§ INSTRUCTIONS FOR THE TASK: Extract the listing in its entirety, keeping each line identical to the original.
::: EXERCISE INPUT :::
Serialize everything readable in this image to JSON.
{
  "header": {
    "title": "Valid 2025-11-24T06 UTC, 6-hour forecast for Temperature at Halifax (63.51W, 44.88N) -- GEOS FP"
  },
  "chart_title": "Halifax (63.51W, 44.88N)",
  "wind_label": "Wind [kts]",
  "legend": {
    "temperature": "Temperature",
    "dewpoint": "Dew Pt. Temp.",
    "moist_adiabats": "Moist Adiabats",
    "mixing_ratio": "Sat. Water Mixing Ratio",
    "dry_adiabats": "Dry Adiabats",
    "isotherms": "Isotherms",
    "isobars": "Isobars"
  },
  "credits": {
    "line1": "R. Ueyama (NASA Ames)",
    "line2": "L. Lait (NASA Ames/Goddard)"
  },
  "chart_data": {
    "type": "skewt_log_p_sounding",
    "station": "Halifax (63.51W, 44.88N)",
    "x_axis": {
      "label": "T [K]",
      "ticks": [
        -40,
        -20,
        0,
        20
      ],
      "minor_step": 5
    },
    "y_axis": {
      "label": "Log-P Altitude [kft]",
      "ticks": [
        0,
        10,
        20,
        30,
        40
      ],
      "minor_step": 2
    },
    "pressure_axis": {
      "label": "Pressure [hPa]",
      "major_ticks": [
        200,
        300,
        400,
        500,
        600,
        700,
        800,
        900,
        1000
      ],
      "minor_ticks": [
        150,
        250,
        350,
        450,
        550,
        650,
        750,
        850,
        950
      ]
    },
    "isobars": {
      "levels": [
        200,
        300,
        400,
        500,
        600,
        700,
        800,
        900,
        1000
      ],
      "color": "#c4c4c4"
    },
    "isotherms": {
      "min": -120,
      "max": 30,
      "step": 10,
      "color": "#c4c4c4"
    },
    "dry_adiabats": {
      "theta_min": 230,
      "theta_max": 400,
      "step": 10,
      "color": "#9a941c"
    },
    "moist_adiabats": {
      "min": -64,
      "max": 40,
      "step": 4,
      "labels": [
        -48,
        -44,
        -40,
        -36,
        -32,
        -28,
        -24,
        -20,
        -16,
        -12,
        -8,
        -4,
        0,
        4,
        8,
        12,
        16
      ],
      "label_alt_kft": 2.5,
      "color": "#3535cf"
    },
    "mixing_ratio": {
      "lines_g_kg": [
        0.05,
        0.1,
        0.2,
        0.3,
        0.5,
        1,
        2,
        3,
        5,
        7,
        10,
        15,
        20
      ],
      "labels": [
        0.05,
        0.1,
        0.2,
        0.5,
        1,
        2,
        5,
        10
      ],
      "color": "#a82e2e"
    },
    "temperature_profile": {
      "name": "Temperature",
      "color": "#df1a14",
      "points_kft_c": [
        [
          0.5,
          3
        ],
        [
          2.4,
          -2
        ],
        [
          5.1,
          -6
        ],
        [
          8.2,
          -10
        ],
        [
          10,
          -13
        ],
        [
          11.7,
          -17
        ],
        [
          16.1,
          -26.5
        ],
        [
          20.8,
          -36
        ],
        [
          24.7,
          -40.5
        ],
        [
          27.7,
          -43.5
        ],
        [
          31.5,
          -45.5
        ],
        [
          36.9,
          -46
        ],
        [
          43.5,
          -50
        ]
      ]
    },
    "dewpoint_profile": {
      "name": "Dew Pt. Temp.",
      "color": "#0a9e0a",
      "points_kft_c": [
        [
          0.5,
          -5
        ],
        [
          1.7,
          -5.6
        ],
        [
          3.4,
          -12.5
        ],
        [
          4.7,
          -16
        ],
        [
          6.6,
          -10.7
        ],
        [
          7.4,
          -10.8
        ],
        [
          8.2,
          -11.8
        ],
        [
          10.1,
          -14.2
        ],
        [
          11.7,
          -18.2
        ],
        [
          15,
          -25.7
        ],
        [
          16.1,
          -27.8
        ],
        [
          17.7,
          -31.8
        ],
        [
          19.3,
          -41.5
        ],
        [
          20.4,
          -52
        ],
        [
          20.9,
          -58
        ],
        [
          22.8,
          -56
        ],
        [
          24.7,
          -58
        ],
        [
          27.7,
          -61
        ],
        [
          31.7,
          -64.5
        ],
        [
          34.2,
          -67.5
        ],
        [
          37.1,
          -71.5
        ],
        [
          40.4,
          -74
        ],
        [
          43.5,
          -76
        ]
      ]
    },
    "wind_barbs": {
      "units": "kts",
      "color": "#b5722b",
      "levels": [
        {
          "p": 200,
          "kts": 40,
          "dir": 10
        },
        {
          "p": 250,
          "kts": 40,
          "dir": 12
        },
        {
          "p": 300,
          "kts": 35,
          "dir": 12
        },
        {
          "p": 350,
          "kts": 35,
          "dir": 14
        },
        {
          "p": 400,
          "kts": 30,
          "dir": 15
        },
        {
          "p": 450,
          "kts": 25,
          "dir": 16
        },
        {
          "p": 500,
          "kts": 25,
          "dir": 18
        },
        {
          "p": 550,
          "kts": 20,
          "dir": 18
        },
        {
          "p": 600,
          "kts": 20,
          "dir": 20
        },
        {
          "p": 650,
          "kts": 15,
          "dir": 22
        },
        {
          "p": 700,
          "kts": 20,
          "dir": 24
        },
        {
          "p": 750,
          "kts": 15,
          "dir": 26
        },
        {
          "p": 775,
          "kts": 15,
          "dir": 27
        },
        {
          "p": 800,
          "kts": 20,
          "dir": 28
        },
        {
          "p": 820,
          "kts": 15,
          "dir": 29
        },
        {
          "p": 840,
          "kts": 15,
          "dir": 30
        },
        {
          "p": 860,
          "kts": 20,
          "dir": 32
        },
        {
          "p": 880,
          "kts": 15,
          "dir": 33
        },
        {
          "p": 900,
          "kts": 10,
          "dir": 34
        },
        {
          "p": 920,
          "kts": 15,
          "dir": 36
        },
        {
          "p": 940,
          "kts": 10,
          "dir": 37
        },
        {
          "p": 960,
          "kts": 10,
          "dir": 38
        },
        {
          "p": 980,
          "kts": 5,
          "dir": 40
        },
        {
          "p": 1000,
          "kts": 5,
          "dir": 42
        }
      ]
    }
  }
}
:::
§ FULL ANSWER:
Serialize everything readable in this image to JSON.
{
  "header": {
    "title": "Valid 2025-11-24T06 UTC, 6-hour forecast for Temperature at Halifax (63.51W, 44.88N) -- GEOS FP"
  },
  "chart_title": "Halifax (63.51W, 44.88N)",
  "wind_label": "Wind [kts]",
  "legend": {
    "temperature": "Temperature",
    "dewpoint": "Dew Pt. Temp.",
    "moist_adiabats": "Moist Adiabats",
    "mixing_ratio": "Sat. Water Mixing Ratio",
    "dry_adiabats": "Dry Adiabats",
    "isotherms": "Isotherms",
    "isobars": "Isobars"
  },
  "credits": {
    "line1": "R. Ueyama (NASA Ames)",
    "line2": "L. Lait (NASA Ames/Goddard)"
  },
  "chart_data": {
    "type": "skewt_log_p_sounding",
    "station": "Halifax (63.51W, 44.88N)",
    "x_axis": {
      "label": "T [K]",
      "ticks": [
        -40,
        -20,
        0,
        20
      ],
      "minor_step": 5
    },
    "y_axis": {
      "label": "Log-P Altitude [kft]",
      "ticks": [
        0,
        10,
        20,
        30,
        40
      ],
      "minor_step": 2
    },
    "pressure_axis": {
      "label": "Pressure [hPa]",
      "major_ticks": [
        200,
        300,
        400,
        500,
        600,
        700,
        800,
        900,
        1000
      ],
      "minor_ticks": [
        150,
        250,
        350,
        450,
        550,
        650,
        750,
        850,
        950
      ]
    },
    "isobars": {
      "levels": [
        200,
        300,
        400,
        500,
        600,
        700,
        800,
        900,
        1000
      ],
      "color": "#c4c4c4"
    },
    "isotherms": {
      "min": -120,
      "max": 30,
      "step": 10,
      "color": "#c4c4c4"
    },
    "dry_adiabats": {
      "theta_min": 230,
      "theta_max": 400,
      "step": 10,
      "color": "#9a941c"
    },
    "moist_adiabats": {
      "min": -64,
      "max": 40,
      "step": 4,
      "labels": [
        -48,
        -44,
        -40,
        -36,
        -32,
        -28,
        -24,
        -20,
        -16,
        -12,
        -8,
        -4,
        0,
        4,
        8,
        12,
        16
      ],
      "label_alt_kft": 2.5,
      "color": "#3535cf"
    },
    "mixing_ratio": {
      "lines_g_kg": [
        0.05,
        0.1,
        0.2,
        0.3,
        0.5,
        1,
        2,
        3,
        5,
        7,
        10,
        15,
        20
      ],
      "labels": [
        0.05,
        0.1,
        0.2,
        0.5,
        1,
        2,
        5,
        10
      ],
      "color": "#a82e2e"
    },
    "temperature_profile": {
      "name": "Temperature",
      "color": "#df1a14",
      "points_kft_c": [
        [
          0.5,
          3
        ],
        [
          2.4,
          -2
        ],
        [
          5.1,
          -6
        ],
        [
          8.2,
          -10
        ],
        [
          10,
          -13
        ],
        [
          11.7,
          -17
        ],
        [
          16.1,
          -26.5
        ],
        [
          20.8,
          -36
        ],
        [
          24.7,
          -40.5
        ],
        [
          27.7,
          -43.5
        ],
        [
          31.5,
          -45.5
        ],
        [
          36.9,
          -46
        ],
        [
          43.5,
          -50
        ]
      ]
    },
    "dewpoint_profile": {
      "name": "Dew Pt. Temp.",
      "color": "#0a9e0a",
      "points_kft_c": [
        [
          0.5,
          -5
        ],
        [
          1.7,
          -5.6
        ],
        [
          3.4,
          -12.5
        ],
        [
          4.7,
          -16
        ],
        [
          6.6,
          -10.7
        ],
        [
          7.4,
          -10.8
        ],
        [
          8.2,
          -11.8
        ],
        [
          10.1,
          -14.2
        ],
        [
          11.7,
          -18.2
        ],
        [
          15,
          -25.7
        ],
        [
          16.1,
          -27.8
        ],
        [
          17.7,
          -31.8
        ],
        [
          19.3,
          -41.5
        ],
        [
          20.4,
          -52
        ],
        [
          20.9,
          -58
        ],
        [
          22.8,
          -56
        ],
        [
          24.7,
          -58
        ],
        [
          27.7,
          -61
        ],
        [
          31.7,
          -64.5
        ],
        [
          34.2,
          -67.5
        ],
        [
          37.1,
          -71.5
        ],
        [
          40.4,
          -74
        ],
        [
          43.5,
          -76
        ]
      ]
    },
    "wind_barbs": {
      "units": "kts",
      "color": "#b5722b",
      "levels": [
        {
          "p": 200,
          "kts": 40,
          "dir": 10
        },
        {
          "p": 250,
          "kts": 40,
          "dir": 12
        },
        {
          "p": 300,
          "kts": 35,
          "dir": 12
        },
        {
          "p": 350,
          "kts": 35,
          "dir": 14
        },
        {
          "p": 400,
          "kts": 30,
          "dir": 15
        },
        {
          "p": 450,
          "kts": 25,
          "dir": 16
        },
        {
          "p": 500,
          "kts": 25,
          "dir": 18
        },
        {
          "p": 550,
          "kts": 20,
          "dir": 18
        },
        {
          "p": 600,
          "kts": 20,
          "dir": 20
        },
        {
          "p": 650,
          "kts": 15,
          "dir": 22
        },
        {
          "p": 700,
          "kts": 20,
          "dir": 24
        },
        {
          "p": 750,
          "kts": 15,
          "dir": 26
        },
        {
          "p": 775,
          "kts": 15,
          "dir": 27
        },
        {
          "p": 800,
          "kts": 20,
          "dir": 28
        },
        {
          "p": 820,
          "kts": 15,
          "dir": 29
        },
        {
          "p": 840,
          "kts": 15,
          "dir": 30
        },
        {
          "p": 860,
          "kts": 20,
          "dir": 32
        },
        {
          "p": 880,
          "kts": 15,
          "dir": 33
        },
        {
          "p": 900,
          "kts": 10,
          "dir": 34
        },
        {
          "p": 920,
          "kts": 15,
          "dir": 36
        },
        {
          "p": 940,
          "kts": 10,
          "dir": 37
        },
        {
          "p": 960,
          "kts": 10,
          "dir": 38
        },
        {
          "p": 980,
          "kts": 5,
          "dir": 40
        },
        {
          "p": 1000,
          "kts": 5,
          "dir": 42
        }
      ]
    }
  }
}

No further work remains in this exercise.